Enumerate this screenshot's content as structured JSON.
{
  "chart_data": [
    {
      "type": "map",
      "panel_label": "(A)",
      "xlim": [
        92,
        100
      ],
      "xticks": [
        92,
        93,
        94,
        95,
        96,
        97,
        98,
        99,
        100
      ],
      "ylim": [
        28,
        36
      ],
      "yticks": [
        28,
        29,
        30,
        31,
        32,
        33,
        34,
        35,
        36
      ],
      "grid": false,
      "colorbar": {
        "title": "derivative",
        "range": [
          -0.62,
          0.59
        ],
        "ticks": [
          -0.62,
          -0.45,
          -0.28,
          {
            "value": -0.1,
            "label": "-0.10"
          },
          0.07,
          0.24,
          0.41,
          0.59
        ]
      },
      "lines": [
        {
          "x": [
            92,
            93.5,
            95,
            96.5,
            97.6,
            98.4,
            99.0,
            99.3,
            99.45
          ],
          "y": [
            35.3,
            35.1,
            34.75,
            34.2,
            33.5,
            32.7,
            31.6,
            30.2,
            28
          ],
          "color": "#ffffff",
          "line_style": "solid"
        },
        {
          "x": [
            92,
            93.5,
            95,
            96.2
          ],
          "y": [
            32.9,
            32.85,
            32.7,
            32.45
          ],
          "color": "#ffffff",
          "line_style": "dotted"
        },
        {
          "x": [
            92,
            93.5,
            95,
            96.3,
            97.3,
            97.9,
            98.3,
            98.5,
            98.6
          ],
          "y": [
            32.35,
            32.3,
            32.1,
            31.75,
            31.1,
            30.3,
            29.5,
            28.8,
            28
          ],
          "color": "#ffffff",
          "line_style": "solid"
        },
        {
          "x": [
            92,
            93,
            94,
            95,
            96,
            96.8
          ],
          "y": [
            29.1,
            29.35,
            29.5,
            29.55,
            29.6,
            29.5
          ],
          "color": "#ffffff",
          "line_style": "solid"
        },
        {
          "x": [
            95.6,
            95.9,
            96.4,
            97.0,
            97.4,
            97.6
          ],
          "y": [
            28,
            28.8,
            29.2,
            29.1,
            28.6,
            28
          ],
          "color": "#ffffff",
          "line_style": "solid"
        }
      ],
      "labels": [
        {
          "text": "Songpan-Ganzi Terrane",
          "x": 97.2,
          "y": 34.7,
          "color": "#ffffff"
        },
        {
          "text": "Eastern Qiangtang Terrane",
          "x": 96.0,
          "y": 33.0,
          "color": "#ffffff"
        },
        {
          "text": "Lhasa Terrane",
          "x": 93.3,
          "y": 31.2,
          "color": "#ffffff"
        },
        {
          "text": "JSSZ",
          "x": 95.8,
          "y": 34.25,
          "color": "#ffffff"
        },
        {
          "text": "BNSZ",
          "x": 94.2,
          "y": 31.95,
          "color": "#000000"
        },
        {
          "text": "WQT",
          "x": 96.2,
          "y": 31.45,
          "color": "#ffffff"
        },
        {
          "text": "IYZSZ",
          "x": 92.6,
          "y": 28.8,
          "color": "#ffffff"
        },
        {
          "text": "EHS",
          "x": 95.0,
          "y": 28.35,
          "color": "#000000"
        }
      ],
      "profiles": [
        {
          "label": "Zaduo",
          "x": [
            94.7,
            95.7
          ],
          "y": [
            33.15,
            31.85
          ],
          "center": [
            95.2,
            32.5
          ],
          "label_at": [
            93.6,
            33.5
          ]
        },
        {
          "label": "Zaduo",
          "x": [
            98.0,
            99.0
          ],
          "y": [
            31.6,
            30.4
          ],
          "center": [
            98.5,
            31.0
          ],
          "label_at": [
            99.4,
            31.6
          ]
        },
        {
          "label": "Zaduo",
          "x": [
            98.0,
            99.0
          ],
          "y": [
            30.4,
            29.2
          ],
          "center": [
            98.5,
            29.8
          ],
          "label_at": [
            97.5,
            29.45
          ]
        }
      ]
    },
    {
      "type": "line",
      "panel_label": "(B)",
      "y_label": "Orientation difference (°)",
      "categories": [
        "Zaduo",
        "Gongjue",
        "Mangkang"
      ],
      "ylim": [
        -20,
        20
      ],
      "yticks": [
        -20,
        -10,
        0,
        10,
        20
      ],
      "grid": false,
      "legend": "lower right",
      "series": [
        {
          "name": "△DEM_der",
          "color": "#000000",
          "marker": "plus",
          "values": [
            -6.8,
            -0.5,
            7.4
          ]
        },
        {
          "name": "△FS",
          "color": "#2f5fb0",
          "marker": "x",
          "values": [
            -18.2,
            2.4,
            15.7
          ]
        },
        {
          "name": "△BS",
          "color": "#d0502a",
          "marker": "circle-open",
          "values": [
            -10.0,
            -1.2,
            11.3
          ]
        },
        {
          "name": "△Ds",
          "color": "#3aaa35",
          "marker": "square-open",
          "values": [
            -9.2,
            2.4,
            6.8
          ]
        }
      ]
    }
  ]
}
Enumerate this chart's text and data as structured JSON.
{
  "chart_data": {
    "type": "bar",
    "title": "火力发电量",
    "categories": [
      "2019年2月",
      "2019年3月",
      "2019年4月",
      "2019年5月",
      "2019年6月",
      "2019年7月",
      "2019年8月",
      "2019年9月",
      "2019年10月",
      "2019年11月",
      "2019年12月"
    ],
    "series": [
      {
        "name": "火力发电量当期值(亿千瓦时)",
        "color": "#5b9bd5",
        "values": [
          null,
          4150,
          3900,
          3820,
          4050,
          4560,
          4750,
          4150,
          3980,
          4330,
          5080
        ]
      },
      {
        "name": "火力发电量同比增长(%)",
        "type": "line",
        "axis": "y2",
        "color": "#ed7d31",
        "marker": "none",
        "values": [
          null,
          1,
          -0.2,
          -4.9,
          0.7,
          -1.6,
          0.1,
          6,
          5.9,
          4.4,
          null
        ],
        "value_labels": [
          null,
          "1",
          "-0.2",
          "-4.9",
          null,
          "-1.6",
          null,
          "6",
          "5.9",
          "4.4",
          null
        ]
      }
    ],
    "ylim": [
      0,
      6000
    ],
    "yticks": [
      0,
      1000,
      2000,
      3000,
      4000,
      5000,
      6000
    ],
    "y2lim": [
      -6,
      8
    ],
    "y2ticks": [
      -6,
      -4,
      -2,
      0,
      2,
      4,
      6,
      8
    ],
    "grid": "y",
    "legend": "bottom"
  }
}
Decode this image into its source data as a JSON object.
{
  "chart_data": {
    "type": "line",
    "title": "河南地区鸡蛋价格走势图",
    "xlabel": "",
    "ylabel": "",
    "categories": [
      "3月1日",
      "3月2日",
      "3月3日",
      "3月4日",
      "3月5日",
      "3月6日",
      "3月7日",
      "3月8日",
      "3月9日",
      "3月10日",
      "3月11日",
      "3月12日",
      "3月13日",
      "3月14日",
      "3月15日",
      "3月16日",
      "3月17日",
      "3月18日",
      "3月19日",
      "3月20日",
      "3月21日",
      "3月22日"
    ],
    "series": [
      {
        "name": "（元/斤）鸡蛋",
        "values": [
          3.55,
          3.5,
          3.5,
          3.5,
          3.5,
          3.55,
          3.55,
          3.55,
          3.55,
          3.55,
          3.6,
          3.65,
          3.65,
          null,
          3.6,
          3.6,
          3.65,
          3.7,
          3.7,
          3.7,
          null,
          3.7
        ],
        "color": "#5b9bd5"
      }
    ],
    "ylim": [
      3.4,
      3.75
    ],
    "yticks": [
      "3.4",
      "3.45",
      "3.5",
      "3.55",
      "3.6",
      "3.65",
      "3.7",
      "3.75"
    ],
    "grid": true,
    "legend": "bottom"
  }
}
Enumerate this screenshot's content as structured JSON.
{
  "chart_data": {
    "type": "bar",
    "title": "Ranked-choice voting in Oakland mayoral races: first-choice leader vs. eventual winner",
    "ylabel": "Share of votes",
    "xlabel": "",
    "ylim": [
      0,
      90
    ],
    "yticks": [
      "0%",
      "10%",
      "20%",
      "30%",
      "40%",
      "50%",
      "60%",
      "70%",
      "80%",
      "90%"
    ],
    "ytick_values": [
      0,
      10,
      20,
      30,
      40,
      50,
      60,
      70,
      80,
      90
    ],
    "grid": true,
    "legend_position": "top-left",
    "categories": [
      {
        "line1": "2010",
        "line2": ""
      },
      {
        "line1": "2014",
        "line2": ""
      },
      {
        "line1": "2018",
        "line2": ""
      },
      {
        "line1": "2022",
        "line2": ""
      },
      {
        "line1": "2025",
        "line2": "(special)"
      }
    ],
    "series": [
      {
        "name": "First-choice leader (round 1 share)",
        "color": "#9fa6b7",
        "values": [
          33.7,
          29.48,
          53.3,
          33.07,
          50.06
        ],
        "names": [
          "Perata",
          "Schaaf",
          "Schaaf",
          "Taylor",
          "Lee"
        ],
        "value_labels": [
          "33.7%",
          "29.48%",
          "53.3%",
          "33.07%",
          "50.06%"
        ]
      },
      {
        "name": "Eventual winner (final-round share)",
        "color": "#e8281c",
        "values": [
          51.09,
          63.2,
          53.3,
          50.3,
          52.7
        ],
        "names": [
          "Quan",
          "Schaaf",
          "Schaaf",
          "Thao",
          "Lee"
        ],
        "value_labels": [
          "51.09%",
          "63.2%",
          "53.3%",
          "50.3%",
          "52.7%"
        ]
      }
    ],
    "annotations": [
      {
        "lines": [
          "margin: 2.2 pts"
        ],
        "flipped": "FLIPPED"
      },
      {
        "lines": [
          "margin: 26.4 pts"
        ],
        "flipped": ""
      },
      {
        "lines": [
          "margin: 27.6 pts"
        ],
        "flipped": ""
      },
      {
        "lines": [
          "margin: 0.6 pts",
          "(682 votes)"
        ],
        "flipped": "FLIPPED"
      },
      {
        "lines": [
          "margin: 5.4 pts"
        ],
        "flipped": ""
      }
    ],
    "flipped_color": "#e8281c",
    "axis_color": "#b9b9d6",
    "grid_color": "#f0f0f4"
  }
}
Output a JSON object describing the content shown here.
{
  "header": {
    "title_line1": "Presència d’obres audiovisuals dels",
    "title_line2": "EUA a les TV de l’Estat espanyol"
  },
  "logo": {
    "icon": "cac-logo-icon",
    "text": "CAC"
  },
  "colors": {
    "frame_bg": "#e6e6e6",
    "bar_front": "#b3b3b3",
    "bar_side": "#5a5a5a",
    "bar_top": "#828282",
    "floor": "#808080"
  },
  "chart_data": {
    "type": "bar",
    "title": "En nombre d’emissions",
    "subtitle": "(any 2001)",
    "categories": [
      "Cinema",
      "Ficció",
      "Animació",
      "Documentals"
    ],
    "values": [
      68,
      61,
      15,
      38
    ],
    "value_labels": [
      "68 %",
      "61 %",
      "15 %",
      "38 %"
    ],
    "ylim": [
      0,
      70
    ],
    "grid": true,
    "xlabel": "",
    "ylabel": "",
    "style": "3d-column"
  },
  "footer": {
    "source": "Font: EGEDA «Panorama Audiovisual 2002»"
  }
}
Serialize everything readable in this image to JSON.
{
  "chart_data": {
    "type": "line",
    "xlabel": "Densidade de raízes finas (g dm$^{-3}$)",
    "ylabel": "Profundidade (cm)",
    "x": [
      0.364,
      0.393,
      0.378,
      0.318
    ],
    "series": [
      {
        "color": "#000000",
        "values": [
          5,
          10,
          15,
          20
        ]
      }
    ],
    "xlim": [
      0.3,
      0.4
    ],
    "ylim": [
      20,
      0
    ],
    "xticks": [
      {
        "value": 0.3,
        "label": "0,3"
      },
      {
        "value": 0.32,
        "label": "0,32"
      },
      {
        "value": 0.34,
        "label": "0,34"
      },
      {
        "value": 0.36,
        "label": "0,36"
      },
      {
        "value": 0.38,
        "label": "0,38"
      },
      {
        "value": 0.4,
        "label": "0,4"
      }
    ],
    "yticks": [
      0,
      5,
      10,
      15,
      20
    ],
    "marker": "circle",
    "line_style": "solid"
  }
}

YOUR GOAL: Everything from the line with "Serialize everything readable" to the end of the listing above needs to be duplicated exactly, both end lines included, with nothing more.

PROBLEM SOLUTION:
Serialize everything readable in this image to JSON.
{
  "chart_data": {
    "type": "line",
    "xlabel": "Densidade de raízes finas (g dm$^{-3}$)",
    "ylabel": "Profundidade (cm)",
    "x": [
      0.364,
      0.393,
      0.378,
      0.318
    ],
    "series": [
      {
        "color": "#000000",
        "values": [
          5,
          10,
          15,
          20
        ]
      }
    ],
    "xlim": [
      0.3,
      0.4
    ],
    "ylim": [
      20,
      0
    ],
    "xticks": [
      {
        "value": 0.3,
        "label": "0,3"
      },
      {
        "value": 0.32,
        "label": "0,32"
      },
      {
        "value": 0.34,
        "label": "0,34"
      },
      {
        "value": 0.36,
        "label": "0,36"
      },
      {
        "value": 0.38,
        "label": "0,38"
      },
      {
        "value": 0.4,
        "label": "0,4"
      }
    ],
    "yticks": [
      0,
      5,
      10,
      15,
      20
    ],
    "marker": "circle",
    "line_style": "solid"
  }
}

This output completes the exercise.